**Written request:** Copy the 20th Filmfare Awards text from "Be-Imaan won 7" to "award for Be-Imaan.", renaming "Best Supporting Actor" to "Best Actor in a Supporting Role" wherever it appears.

**Supplied text:**
The 20th Filmfare Awards were held in 1973, awarding the films made in 1972.

Amar Prem and Be-Imaan led the ceremony with 8 nominations, followed by Shor with 7 nominations and Pakeezah with 5 nominations.

Be-Imaan won 7 awards, including Best Film, Best Director (for Sohanlal Kanwar), Best Actor (for Manoj Kumar) and Best Supporting Actor (for Pran), thus becoming the most-awarded film at the ceremony.

Pran, who won Best Supporting Actor for Be-Imaan refused to accept the award, on the grounds that the Best Music Director award should have gone to Ghulam Mohammed for Pakeezah, and not Shankar-Jaikishan for Be-Imaan.

Rajesh Khanna received dual nominations for Best Actor for his performances in Amar Prem and Dushmun, but lost to Manoj Kumar who won the award for Be-Imaan.

**Material supplied:**
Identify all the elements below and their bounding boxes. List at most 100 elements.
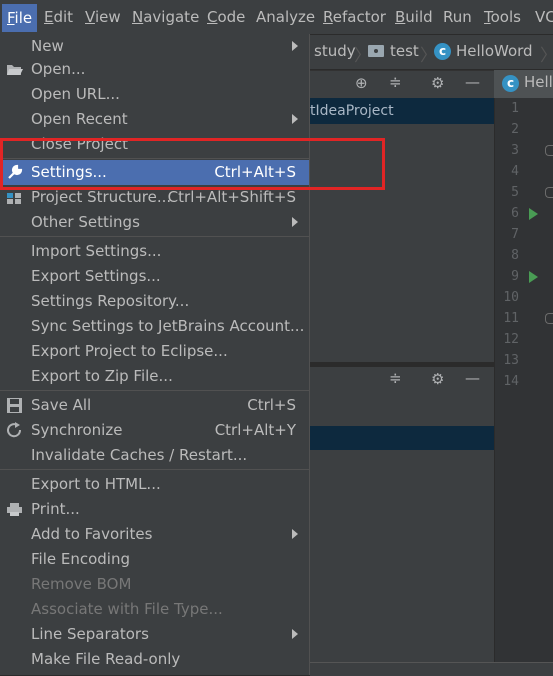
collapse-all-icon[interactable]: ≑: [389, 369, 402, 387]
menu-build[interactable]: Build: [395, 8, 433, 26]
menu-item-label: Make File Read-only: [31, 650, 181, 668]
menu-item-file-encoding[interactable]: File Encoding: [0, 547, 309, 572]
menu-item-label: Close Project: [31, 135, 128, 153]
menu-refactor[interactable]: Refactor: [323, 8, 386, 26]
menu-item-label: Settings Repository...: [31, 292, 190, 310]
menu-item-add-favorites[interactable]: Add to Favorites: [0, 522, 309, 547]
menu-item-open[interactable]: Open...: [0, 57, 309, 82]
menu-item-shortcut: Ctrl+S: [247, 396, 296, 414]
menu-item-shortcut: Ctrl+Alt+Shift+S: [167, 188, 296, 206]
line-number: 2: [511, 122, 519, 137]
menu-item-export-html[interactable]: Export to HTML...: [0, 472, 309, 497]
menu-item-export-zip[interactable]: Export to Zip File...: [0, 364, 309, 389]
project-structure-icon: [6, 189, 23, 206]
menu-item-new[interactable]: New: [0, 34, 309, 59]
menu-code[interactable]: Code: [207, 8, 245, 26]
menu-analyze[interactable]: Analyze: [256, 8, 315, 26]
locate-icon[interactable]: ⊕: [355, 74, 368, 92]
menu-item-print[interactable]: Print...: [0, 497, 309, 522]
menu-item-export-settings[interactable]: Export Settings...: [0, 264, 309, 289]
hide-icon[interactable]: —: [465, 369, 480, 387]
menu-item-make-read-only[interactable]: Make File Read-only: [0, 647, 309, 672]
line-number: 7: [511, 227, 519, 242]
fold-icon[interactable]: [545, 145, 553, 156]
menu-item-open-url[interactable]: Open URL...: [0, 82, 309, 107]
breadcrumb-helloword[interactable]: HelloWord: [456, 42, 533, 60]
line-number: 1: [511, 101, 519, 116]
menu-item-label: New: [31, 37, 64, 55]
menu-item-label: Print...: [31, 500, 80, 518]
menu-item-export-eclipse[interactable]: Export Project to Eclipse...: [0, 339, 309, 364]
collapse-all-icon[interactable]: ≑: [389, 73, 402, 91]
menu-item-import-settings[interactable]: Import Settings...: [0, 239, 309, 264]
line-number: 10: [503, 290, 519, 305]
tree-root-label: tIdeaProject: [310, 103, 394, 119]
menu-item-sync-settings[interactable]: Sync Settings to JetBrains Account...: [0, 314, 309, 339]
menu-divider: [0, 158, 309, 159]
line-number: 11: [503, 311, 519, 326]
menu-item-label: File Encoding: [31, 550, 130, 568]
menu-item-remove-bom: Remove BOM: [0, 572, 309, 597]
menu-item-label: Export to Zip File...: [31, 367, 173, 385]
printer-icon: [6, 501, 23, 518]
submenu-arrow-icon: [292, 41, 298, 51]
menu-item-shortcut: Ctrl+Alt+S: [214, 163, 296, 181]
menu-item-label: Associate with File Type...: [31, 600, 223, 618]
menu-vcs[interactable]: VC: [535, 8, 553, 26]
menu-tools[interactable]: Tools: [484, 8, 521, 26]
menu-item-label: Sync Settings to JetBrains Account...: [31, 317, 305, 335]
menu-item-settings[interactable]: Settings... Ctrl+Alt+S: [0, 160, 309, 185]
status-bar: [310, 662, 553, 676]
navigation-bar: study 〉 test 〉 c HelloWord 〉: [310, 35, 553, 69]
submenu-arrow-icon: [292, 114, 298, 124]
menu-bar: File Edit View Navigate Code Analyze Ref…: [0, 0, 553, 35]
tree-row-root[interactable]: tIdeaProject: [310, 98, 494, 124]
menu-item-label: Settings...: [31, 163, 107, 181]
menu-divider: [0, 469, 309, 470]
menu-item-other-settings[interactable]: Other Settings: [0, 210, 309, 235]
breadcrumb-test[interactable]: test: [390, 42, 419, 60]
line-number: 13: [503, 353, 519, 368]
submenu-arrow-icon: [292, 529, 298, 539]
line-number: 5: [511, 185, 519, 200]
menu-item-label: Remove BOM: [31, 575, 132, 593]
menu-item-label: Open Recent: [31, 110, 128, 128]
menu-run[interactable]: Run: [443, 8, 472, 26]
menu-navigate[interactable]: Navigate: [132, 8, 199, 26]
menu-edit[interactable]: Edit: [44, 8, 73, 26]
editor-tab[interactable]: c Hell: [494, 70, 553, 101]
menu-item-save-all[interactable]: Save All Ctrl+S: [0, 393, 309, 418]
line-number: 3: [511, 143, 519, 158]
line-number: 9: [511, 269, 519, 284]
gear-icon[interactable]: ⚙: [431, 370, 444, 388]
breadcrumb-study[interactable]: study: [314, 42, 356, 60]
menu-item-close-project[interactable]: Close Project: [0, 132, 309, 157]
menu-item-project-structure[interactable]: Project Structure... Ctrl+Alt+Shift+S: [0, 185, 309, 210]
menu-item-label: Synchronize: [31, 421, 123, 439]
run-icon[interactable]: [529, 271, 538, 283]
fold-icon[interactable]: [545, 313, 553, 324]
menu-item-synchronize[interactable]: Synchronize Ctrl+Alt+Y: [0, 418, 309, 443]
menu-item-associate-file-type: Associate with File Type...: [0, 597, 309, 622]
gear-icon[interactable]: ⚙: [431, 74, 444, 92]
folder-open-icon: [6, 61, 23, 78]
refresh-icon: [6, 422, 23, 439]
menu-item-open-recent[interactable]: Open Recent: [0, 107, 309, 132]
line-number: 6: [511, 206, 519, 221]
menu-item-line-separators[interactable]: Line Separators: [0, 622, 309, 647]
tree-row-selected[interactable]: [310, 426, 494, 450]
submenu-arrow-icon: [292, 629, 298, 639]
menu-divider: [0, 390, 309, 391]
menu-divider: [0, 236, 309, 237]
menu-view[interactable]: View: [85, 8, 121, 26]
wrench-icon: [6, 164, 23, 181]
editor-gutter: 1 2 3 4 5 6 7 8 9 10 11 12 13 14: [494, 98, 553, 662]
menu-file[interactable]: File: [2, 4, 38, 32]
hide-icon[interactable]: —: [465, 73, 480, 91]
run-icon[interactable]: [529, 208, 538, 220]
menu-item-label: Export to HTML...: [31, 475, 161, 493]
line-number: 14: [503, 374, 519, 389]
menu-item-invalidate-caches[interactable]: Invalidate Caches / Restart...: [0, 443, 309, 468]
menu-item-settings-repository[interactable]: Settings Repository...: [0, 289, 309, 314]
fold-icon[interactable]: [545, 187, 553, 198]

==

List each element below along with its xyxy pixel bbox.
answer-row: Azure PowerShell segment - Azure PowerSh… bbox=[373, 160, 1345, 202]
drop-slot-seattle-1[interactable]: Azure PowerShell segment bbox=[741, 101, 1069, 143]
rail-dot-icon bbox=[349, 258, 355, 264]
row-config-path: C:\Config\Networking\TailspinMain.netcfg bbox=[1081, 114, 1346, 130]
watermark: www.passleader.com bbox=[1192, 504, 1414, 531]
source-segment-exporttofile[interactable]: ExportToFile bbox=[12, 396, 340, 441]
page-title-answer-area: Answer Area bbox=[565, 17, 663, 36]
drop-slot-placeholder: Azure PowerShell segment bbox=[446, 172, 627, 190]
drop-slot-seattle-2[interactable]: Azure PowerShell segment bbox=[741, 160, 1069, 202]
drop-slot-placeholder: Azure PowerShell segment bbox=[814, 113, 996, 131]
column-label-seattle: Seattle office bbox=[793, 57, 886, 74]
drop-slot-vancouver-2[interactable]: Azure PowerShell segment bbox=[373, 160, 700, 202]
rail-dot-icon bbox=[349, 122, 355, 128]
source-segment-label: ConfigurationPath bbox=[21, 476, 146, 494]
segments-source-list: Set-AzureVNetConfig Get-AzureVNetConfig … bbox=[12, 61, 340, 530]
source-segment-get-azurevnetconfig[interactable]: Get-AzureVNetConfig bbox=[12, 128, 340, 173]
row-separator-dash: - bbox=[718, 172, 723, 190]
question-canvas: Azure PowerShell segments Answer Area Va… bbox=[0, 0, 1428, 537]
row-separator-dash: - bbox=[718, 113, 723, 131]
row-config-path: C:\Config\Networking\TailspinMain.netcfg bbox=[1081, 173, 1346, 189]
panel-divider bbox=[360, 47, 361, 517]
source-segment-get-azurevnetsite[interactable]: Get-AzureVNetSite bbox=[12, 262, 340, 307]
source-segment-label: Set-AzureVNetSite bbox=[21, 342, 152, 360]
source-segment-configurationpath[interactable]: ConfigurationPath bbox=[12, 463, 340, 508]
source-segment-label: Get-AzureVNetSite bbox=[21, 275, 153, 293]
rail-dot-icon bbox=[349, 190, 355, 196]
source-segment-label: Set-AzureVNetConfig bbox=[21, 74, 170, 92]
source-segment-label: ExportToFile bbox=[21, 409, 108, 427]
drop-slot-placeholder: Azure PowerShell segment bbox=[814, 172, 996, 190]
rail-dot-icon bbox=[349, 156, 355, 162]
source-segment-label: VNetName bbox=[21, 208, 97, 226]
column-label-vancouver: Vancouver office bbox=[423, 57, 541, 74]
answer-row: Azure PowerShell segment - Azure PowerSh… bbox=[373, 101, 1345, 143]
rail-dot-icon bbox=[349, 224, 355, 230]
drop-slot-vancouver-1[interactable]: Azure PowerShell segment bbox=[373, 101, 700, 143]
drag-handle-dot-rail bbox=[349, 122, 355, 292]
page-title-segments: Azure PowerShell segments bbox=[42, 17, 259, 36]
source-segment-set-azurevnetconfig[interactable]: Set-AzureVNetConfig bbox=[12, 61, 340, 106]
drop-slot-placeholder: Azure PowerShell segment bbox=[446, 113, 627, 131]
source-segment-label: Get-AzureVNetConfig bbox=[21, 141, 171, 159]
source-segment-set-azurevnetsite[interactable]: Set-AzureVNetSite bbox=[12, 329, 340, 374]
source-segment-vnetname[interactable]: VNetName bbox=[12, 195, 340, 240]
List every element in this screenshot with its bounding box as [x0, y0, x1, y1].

**Answer to the exercise:**
Be-Imaan won 7 awards, including Best Film, Best Director (for Sohanlal Kanwar), Best Actor (for Manoj Kumar) and Best Actor in a Supporting Role (for Pran), thus becoming the most-awarded film at the ceremony.

Pran, who won Best Actor in a Supporting Role for Be-Imaan refused to accept the award, on the grounds that the Best Music Director award should have gone to Ghulam Mohammed for Pakeezah, and not Shankar-Jaikishan for Be-Imaan.

Rajesh Khanna received dual nominations for Best Actor for his performances in Amar Prem and Dushmun, but lost to Manoj Kumar who won the award for Be-Imaan.